***** PROVIDED RECORDS

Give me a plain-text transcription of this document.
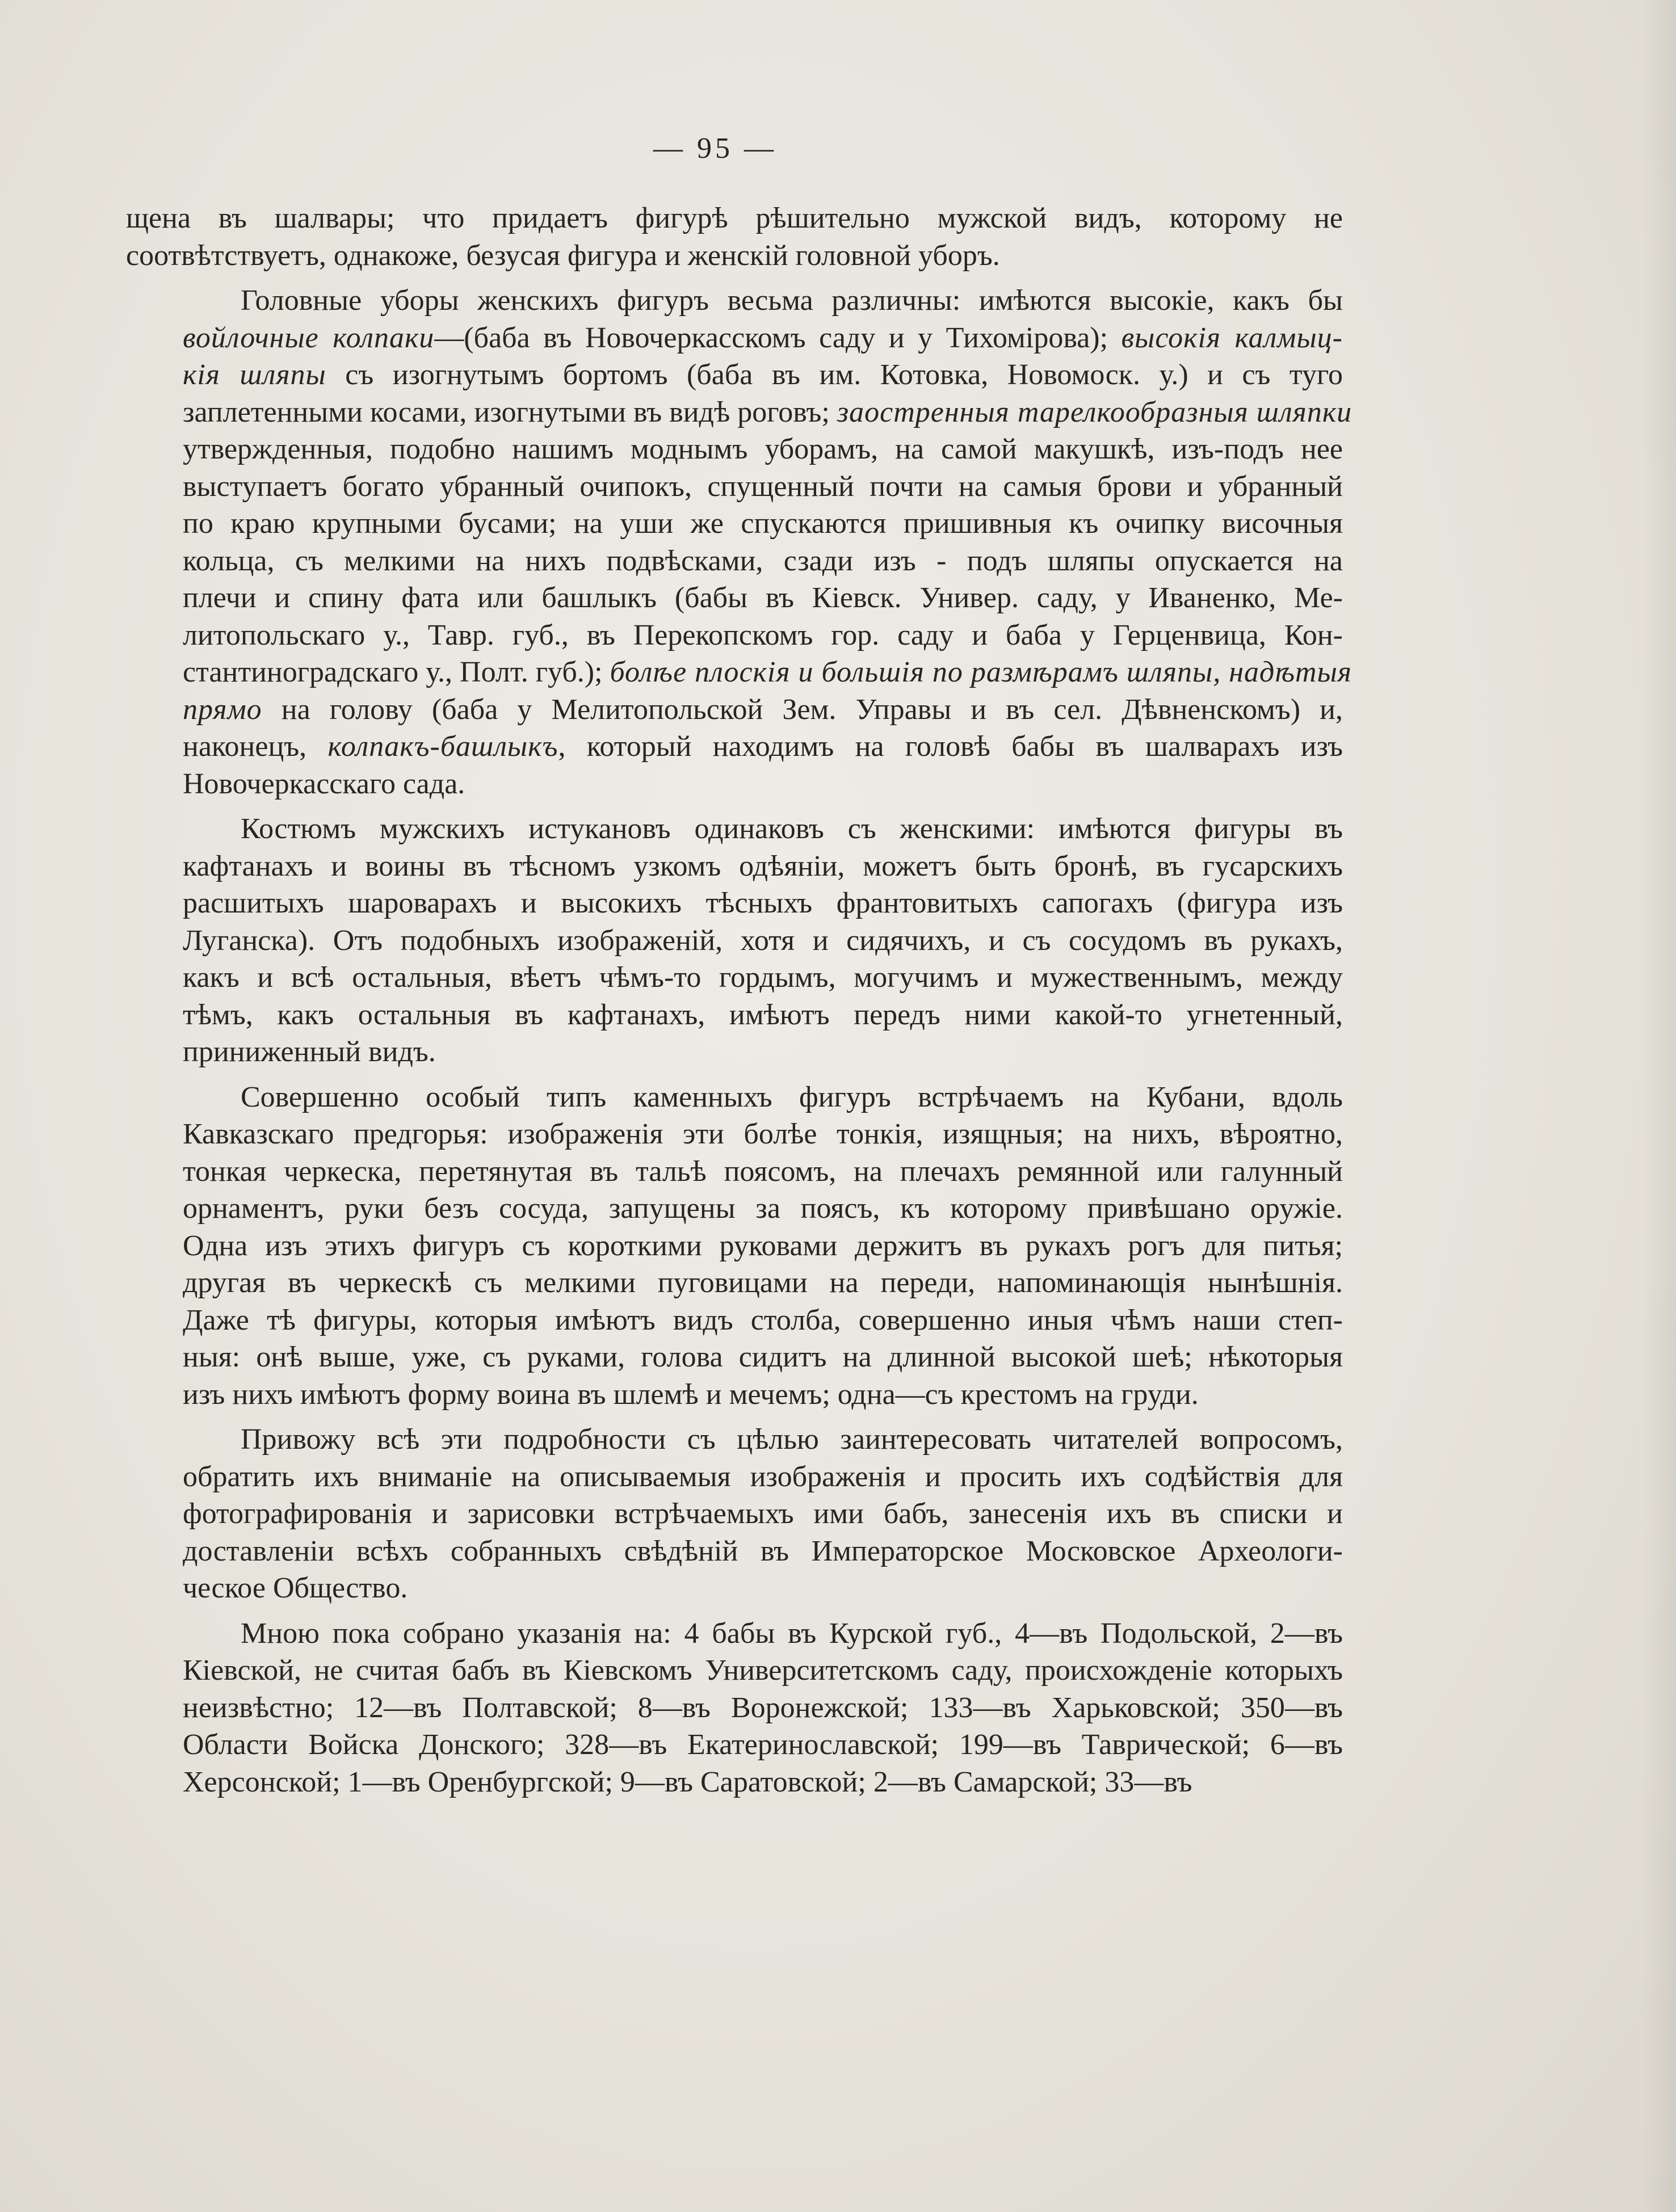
— 95 —
щена въ шалвары; что придаетъ фигурѣ рѣшительно мужской видъ, которому не
соотвѣтствуетъ, однакоже, безусая фигура и женскій головной уборъ.
Головные уборы женскихъ фигуръ весьма различны: имѣются высокіе, какъ бы
войлочные колпаки—(баба въ Новочеркасскомъ саду и у Тихомірова); высокія калмыц-
кія шляпы съ изогнутымъ бортомъ (баба въ им. Котовка, Новомоск. у.) и съ туго
заплетенными косами, изогнутыми въ видѣ роговъ; заостренныя тарелкообразныя шляпки
утвержденныя, подобно нашимъ моднымъ уборамъ, на самой макушкѣ, изъ-подъ нее
выступаетъ богато убранный очипокъ, спущенный почти на самыя брови и убранный
по краю крупными бусами; на уши же спускаются пришивныя къ очипку височныя
кольца, съ мелкими на нихъ подвѣсками, сзади изъ - подъ шляпы опускается на
плечи и спину фата или башлыкъ (бабы въ Кіевск. Унивeр. саду, у Иваненко, Ме-
литопольскаго у., Тавр. губ., въ Перекопскомъ гор. саду и баба у Герценвица, Кон-
стантиноградскаго у., Полт. губ.); болѣе плоскія и большія по размѣрамъ шляпы, надѣтыя
прямо на голову (баба у Мелитопольской Зем. Управы и въ сел. Дѣвненскомъ) и,
наконецъ, колпакъ-башлыкъ, который находимъ на головѣ бабы въ шалварахъ изъ
Новочеркасскаго сада.
Костюмъ мужскихъ истукановъ одинаковъ съ женскими: имѣются фигуры въ
кафтанахъ и воины въ тѣсномъ узкомъ одѣяніи, можетъ быть бронѣ, въ гусарскихъ
расшитыхъ шароварахъ и высокихъ тѣсныхъ франтовитыхъ сапогахъ (фигура изъ
Луганска). Отъ подобныхъ изображеній, хотя и сидячихъ, и съ сосудомъ въ рукахъ,
какъ и всѣ остальныя, вѣетъ чѣмъ-то гордымъ, могучимъ и мужественнымъ, между
тѣмъ, какъ остальныя въ кафтанахъ, имѣютъ передъ ними какой-то угнетенный,
приниженный видъ.
Совершенно особый типъ каменныхъ фигуръ встрѣчаемъ на Кубани, вдоль
Кавказскаго предгорья: изображенія эти болѣе тонкія, изящныя; на нихъ, вѣроятно,
тонкая черкеска, перетянутая въ тальѣ поясомъ, на плечахъ ремянной или галунный
орнаментъ, руки безъ сосуда, запущены за поясъ, къ которому привѣшано оружіе.
Одна изъ этихъ фигуръ съ короткими руковами держитъ въ рукахъ рогъ для питья;
другая въ черкескѣ съ мелкими пуговицами на переди, напоминающія нынѣшнія.
Даже тѣ фигуры, которыя имѣютъ видъ столба, совершенно иныя чѣмъ наши степ-
ныя: онѣ выше, уже, съ руками, голова сидитъ на длинной высокой шеѣ; нѣкоторыя
изъ нихъ имѣютъ форму воина въ шлемѣ и мечемъ; одна—съ крестомъ на груди.
Привожу всѣ эти подробности съ цѣлью заинтересовать читателей вопросомъ,
обратить ихъ вниманіе на описываемыя изображенія и просить ихъ содѣйствія для
фотографированія и зарисовки встрѣчаемыхъ ими бабъ, занесенія ихъ въ списки и
доставленіи всѣхъ собранныхъ свѣдѣній въ Императорское Московское Археологи-
ческое Общество.
Мною пока собрано указанія на: 4 бабы въ Курской губ., 4—въ Подольской, 2—въ
Кіевской, не считая бабъ въ Кіевскомъ Университетскомъ саду, происхожденіе которыхъ
неизвѣстно; 12—въ Полтавской; 8—въ Воронежской; 133—въ Харьковской; 350—въ
Области Войска Донского; 328—въ Екатеринославской; 199—въ Таврической; 6—въ
Херсонской; 1—въ Оренбургской; 9—въ Саратовской; 2—въ Самарской; 33—въ
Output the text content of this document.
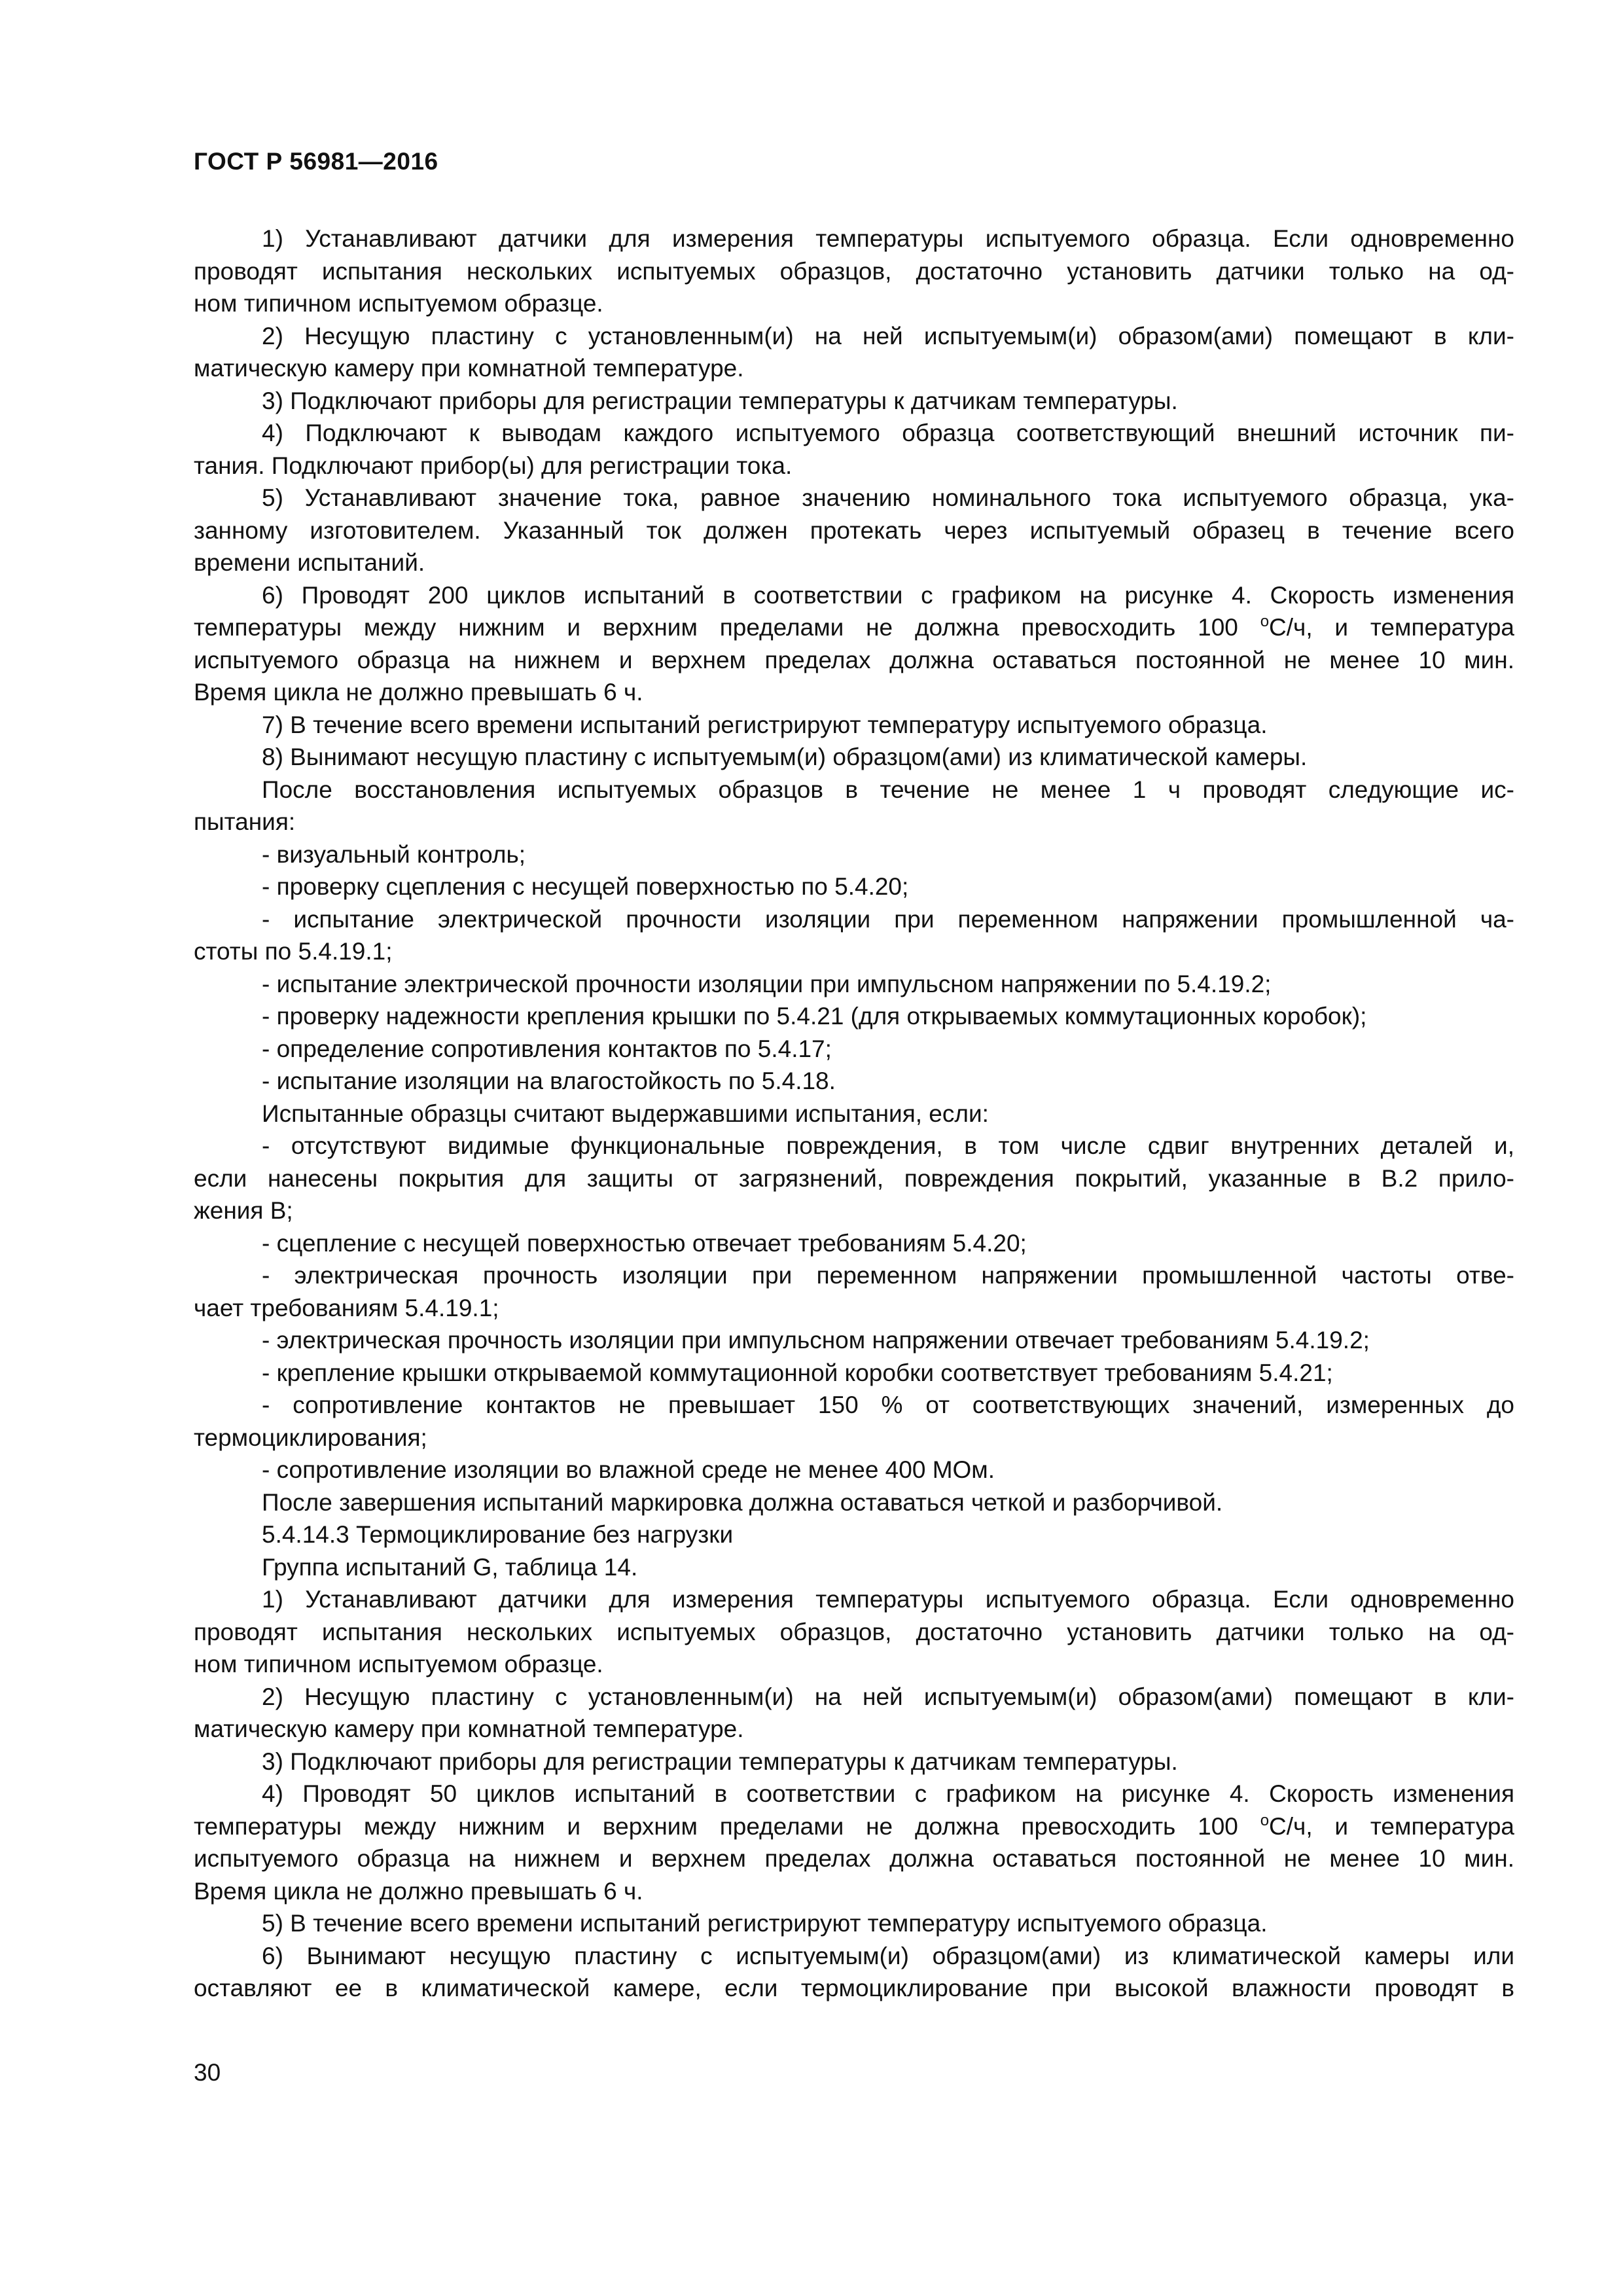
ГОСТ Р 56981—2016
1) Устанавливают датчики для измерения температуры испытуемого образца. Если одновременно
проводят испытания нескольких испытуемых образцов, достаточно установить датчики только на од-
ном типичном испытуемом образце.
2) Несущую пластину с установленным(и) на ней испытуемым(и) образом(ами) помещают в кли-
матическую камеру при комнатной температуре.
3) Подключают приборы для регистрации температуры к датчикам температуры.
4) Подключают к выводам каждого испытуемого образца соответствующий внешний источник пи-
тания. Подключают прибор(ы) для регистрации тока.
5) Устанавливают значение тока, равное значению номинального тока испытуемого образца, ука-
занному изготовителем. Указанный ток должен протекать через испытуемый образец в течение всего
времени испытаний.
6) Проводят 200 циклов испытаний в соответствии с графиком на рисунке 4. Скорость изменения
температуры между нижним и верхним пределами не должна превосходить 100 $^о$С/ч, и температура
испытуемого образца на нижнем и верхнем пределах должна оставаться постоянной не менее 10 мин.
Время цикла не должно превышать 6 ч.
7) В течение всего времени испытаний регистрируют температуру испытуемого образца.
8) Вынимают несущую пластину с испытуемым(и) образцом(ами) из климатической камеры.
После восстановления испытуемых образцов в течение не менее 1 ч проводят следующие ис-
пытания:
- визуальный контроль;
- проверку сцепления с несущей поверхностью по 5.4.20;
- испытание электрической прочности изоляции при переменном напряжении промышленной ча-
стоты по 5.4.19.1;
- испытание электрической прочности изоляции при импульсном напряжении по 5.4.19.2;
- проверку надежности крепления крышки по 5.4.21 (для открываемых коммутационных коробок);
- определение сопротивления контактов по 5.4.17;
- испытание изоляции на влагостойкость по 5.4.18.
Испытанные образцы считают выдержавшими испытания, если:
- отсутствуют видимые функциональные повреждения, в том числе сдвиг внутренних деталей и,
если нанесены покрытия для защиты от загрязнений, повреждения покрытий, указанные в В.2 прило-
жения В;
- сцепление с несущей поверхностью отвечает требованиям 5.4.20;
- электрическая прочность изоляции при переменном напряжении промышленной частоты отве-
чает требованиям 5.4.19.1;
- электрическая прочность изоляции при импульсном напряжении отвечает требованиям 5.4.19.2;
- крепление крышки открываемой коммутационной коробки соответствует требованиям 5.4.21;
- сопротивление контактов не превышает 150 % от соответствующих значений, измеренных до
термоциклирования;
- сопротивление изоляции во влажной среде не менее 400 МОм.
После завершения испытаний маркировка должна оставаться четкой и разборчивой.
5.4.14.3 Термоциклирование без нагрузки
Группа испытаний G, таблица 14.
1) Устанавливают датчики для измерения температуры испытуемого образца. Если одновременно
проводят испытания нескольких испытуемых образцов, достаточно установить датчики только на од-
ном типичном испытуемом образце.
2) Несущую пластину с установленным(и) на ней испытуемым(и) образом(ами) помещают в кли-
матическую камеру при комнатной температуре.
3) Подключают приборы для регистрации температуры к датчикам температуры.
4) Проводят 50 циклов испытаний в соответствии с графиком на рисунке 4. Скорость изменения
температуры между нижним и верхним пределами не должна превосходить 100 $^о$С/ч, и температура
испытуемого образца на нижнем и верхнем пределах должна оставаться постоянной не менее 10 мин.
Время цикла не должно превышать 6 ч.
5) В течение всего времени испытаний регистрируют температуру испытуемого образца.
6) Вынимают несущую пластину с испытуемым(и) образцом(ами) из климатической камеры или
оставляют ее в климатической камере, если термоциклирование при высокой влажности проводят в
30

**********

### EXERCISE GOAL
From the listing, tally every line with the word "прочность" in it and give only the tally.

### WRITTEN ANSWER
2